Items from a data source
-*-*-

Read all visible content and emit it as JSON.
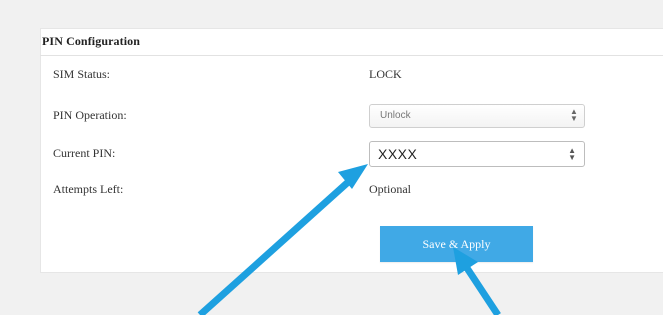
{
  "section": {
    "title": "PIN Configuration"
  },
  "rows": {
    "sim_status": {
      "label": "SIM Status:",
      "value": "LOCK"
    },
    "pin_operation": {
      "label": "PIN Operation:",
      "selected": "Unlock"
    },
    "current_pin": {
      "label": "Current PIN:",
      "value": "XXXX"
    },
    "attempts_left": {
      "label": "Attempts Left:",
      "value": "Optional"
    }
  },
  "actions": {
    "save_apply_label": "Save & Apply"
  },
  "colors": {
    "button_bg": "#40a9e6",
    "arrow": "#1ea0e0"
  },
  "icons": {
    "select_arrow": "chevron-updown-icon",
    "annotation_arrow": "arrow-icon"
  }
}
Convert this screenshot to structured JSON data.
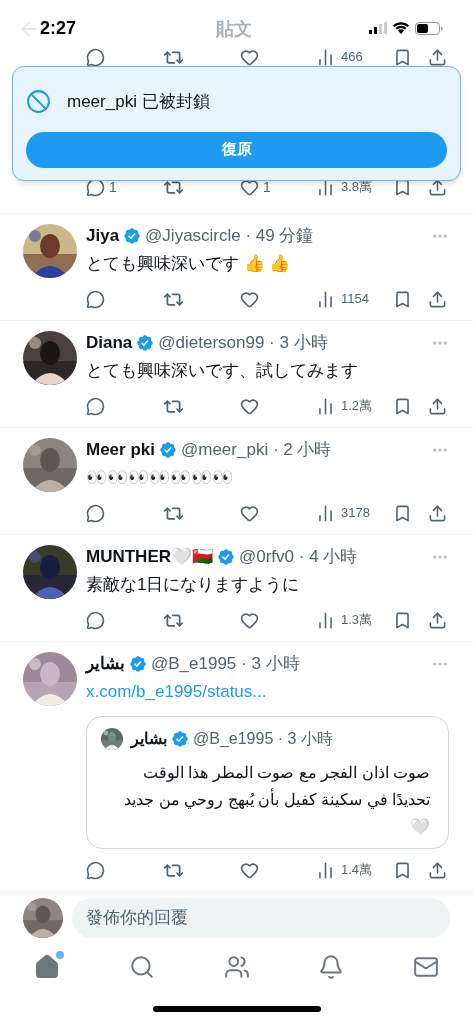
{
  "status_bar": {
    "time": "2:27"
  },
  "header": {
    "title": "貼文"
  },
  "toast": {
    "message": "meer_pki 已被封鎖",
    "button": "復原"
  },
  "top_rows": [
    {
      "views": "466"
    },
    {
      "replies": "1",
      "likes": "1",
      "views": "3.8萬"
    }
  ],
  "tweets": [
    {
      "kind": "text",
      "name": "Jiya",
      "meta": "@Jiyascircle · 49 分鐘",
      "text": "とても興味深いです 👍 👍",
      "actions": {
        "views": "1154"
      }
    },
    {
      "kind": "text",
      "name": "Diana",
      "meta": "@dieterson99 · 3 小時",
      "text": "とても興味深いです、試してみます",
      "actions": {
        "views": "1.2萬"
      }
    },
    {
      "kind": "text",
      "name": "Meer pki",
      "meta": "@meer_pki · 2 小時",
      "text": "👀👀👀👀👀👀👀",
      "actions": {
        "views": "3178"
      }
    },
    {
      "kind": "text",
      "name": "MUNTHER🤍🇴🇲",
      "meta": "@0rfv0 · 4 小時",
      "text": "素敵な1日になりますように",
      "actions": {
        "views": "1.3萬"
      }
    },
    {
      "kind": "quote",
      "name": "بشاير",
      "meta": "@B_e1995 · 3 小時",
      "link": "x.com/b_e1995/status...",
      "quote": {
        "name": "بشاير",
        "meta": "@B_e1995 · 3 小時",
        "text": "صوت اذان الفجر مع صوت  المطر هذا الوقت تحديدًا في سكينة كفيل بأن يُبهج روحي من جديد 🤍"
      },
      "actions": {
        "views": "1.4萬"
      }
    }
  ],
  "reply": {
    "placeholder": "發佈你的回覆"
  },
  "nav": [
    {
      "kind": "home",
      "selected": true,
      "dot": true
    },
    {
      "kind": "search",
      "selected": false,
      "dot": false
    },
    {
      "kind": "people",
      "selected": false,
      "dot": false
    },
    {
      "kind": "bell",
      "selected": false,
      "dot": false
    },
    {
      "kind": "mail",
      "selected": false,
      "dot": false
    }
  ]
}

-*-*-

To do: Your copy should hold every record word for word and none of the pictures.

The reply:
Read all visible content and emit it as JSON.
{
  "section": {
    "title": "PIN Configuration"
  },
  "rows": {
    "sim_status": {
      "label": "SIM Status:",
      "value": "LOCK"
    },
    "pin_operation": {
      "label": "PIN Operation:",
      "selected": "Unlock"
    },
    "current_pin": {
      "label": "Current PIN:",
      "value": "XXXX"
    },
    "attempts_left": {
      "label": "Attempts Left:",
      "value": "Optional"
    }
  },
  "actions": {
    "save_apply_label": "Save & Apply"
  },
  "colors": {
    "button_bg": "#40a9e6",
    "arrow": "#1ea0e0"
  },
  "icons": {
    "select_arrow": "chevron-updown-icon",
    "annotation_arrow": "arrow-icon"
  }
}
Convert this screenshot to structured JSON data.
{
  "status_bar": {
    "time": "2:27"
  },
  "header": {
    "title": "貼文"
  },
  "toast": {
    "message": "meer_pki 已被封鎖",
    "button": "復原"
  },
  "top_rows": [
    {
      "views": "466"
    },
    {
      "replies": "1",
      "likes": "1",
      "views": "3.8萬"
    }
  ],
  "tweets": [
    {
      "kind": "text",
      "name": "Jiya",
      "meta": "@Jiyascircle · 49 分鐘",
      "text": "とても興味深いです 👍 👍",
      "actions": {
        "views": "1154"
      }
    },
    {
      "kind": "text",
      "name": "Diana",
      "meta": "@dieterson99 · 3 小時",
      "text": "とても興味深いです、試してみます",
      "actions": {
        "views": "1.2萬"
      }
    },
    {
      "kind": "text",
      "name": "Meer pki",
      "meta": "@meer_pki · 2 小時",
      "text": "👀👀👀👀👀👀👀",
      "actions": {
        "views": "3178"
      }
    },
    {
      "kind": "text",
      "name": "MUNTHER🤍🇴🇲",
      "meta": "@0rfv0 · 4 小時",
      "text": "素敵な1日になりますように",
      "actions": {
        "views": "1.3萬"
      }
    },
    {
      "kind": "quote",
      "name": "بشاير",
      "meta": "@B_e1995 · 3 小時",
      "link": "x.com/b_e1995/status...",
      "quote": {
        "name": "بشاير",
        "meta": "@B_e1995 · 3 小時",
        "text": "صوت اذان الفجر مع صوت  المطر هذا الوقت تحديدًا في سكينة كفيل بأن يُبهج روحي من جديد 🤍"
      },
      "actions": {
        "views": "1.4萬"
      }
    }
  ],
  "reply": {
    "placeholder": "發佈你的回覆"
  },
  "nav": [
    {
      "kind": "home",
      "selected": true,
      "dot": true
    },
    {
      "kind": "search",
      "selected": false,
      "dot": false
    },
    {
      "kind": "people",
      "selected": false,
      "dot": false
    },
    {
      "kind": "bell",
      "selected": false,
      "dot": false
    },
    {
      "kind": "mail",
      "selected": false,
      "dot": false
    }
  ]
}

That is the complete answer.